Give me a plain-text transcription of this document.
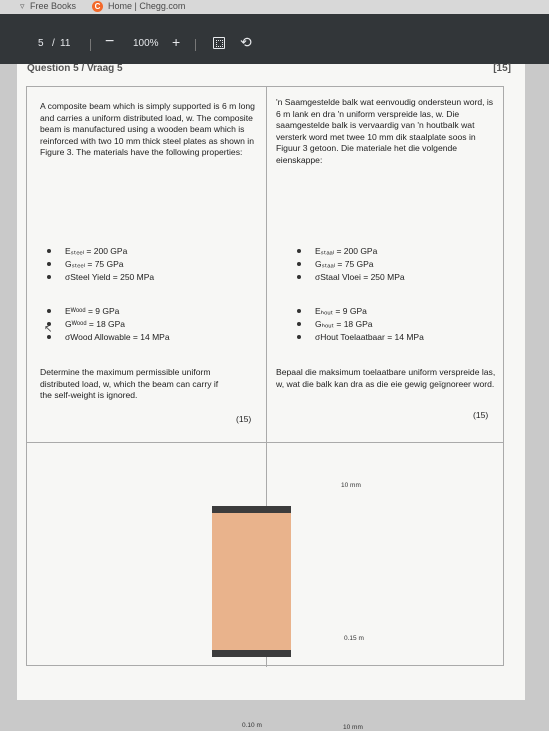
▿ Free Books	C Home | Chegg.com
5 / 11 − 100% +	⟲
Question 5 / Vraag 5	[15]
A composite beam which is simply supported is 6 m long and carries a uniform distributed load, w. The composite beam is manufactured using a wooden beam which is reinforced with two 10 mm thick steel plates as shown in Figure 3. The materials have the following properties:
'n Saamgestelde balk wat eenvoudig ondersteun word, is 6 m lank en dra 'n uniform verspreide las, w. Die saamgestelde balk is vervaardig van 'n houtbalk wat versterk word met twee 10 mm dik staalplate soos in Figuur 3 getoon. Die materiale het die volgende eienskappe:
Eₛₜₑₑₗ = 200 GPa
Gₛₜₑₑₗ = 75 GPa
σSteel Yield = 250 MPa
Eᵂᵒᵒᵈ = 9 GPa
Gᵂᵒᵒᵈ = 18 GPa
σWood Allowable = 14 MPa
Eₛₜₐₐₗ = 200 GPa
Gₛₜₐₐₗ = 75 GPa
σStaal Vloei = 250 MPa
Eₕₒᵤₜ = 9 GPa
Gₕₒᵤₜ = 18 GPa
σHout Toelaatbaar = 14 MPa
Determine the maximum permissible uniform distributed load, w, which the beam can carry if the self-weight is ignored.
(15)
Bepaal die maksimum toelaatbare uniform verspreide las, w, wat die balk kan dra as die eie gewig geïgnoreer word.
(15)
10 mm
0.15 m
10 mm
0.10 m
↖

══════════════════════════════

### Directive
Reproduce the whole listing above word for word, but not its pictures.

### Written reply
Give me a plain-text transcription of this document.
▿ Free Books	C Home | Chegg.com
5 / 11 − 100% +	⟲
Question 5 / Vraag 5	[15]
A composite beam which is simply supported is 6 m long and carries a uniform distributed load, w. The composite beam is manufactured using a wooden beam which is reinforced with two 10 mm thick steel plates as shown in Figure 3. The materials have the following properties:
'n Saamgestelde balk wat eenvoudig ondersteun word, is 6 m lank en dra 'n uniform verspreide las, w. Die saamgestelde balk is vervaardig van 'n houtbalk wat versterk word met twee 10 mm dik staalplate soos in Figuur 3 getoon. Die materiale het die volgende eienskappe:
Eₛₜₑₑₗ = 200 GPa
Gₛₜₑₑₗ = 75 GPa
σSteel Yield = 250 MPa
Eᵂᵒᵒᵈ = 9 GPa
Gᵂᵒᵒᵈ = 18 GPa
σWood Allowable = 14 MPa
Eₛₜₐₐₗ = 200 GPa
Gₛₜₐₐₗ = 75 GPa
σStaal Vloei = 250 MPa
Eₕₒᵤₜ = 9 GPa
Gₕₒᵤₜ = 18 GPa
σHout Toelaatbaar = 14 MPa
Determine the maximum permissible uniform distributed load, w, which the beam can carry if the self-weight is ignored.
(15)
Bepaal die maksimum toelaatbare uniform verspreide las, w, wat die balk kan dra as die eie gewig geïgnoreer word.
(15)
10 mm
0.15 m
10 mm
0.10 m
↖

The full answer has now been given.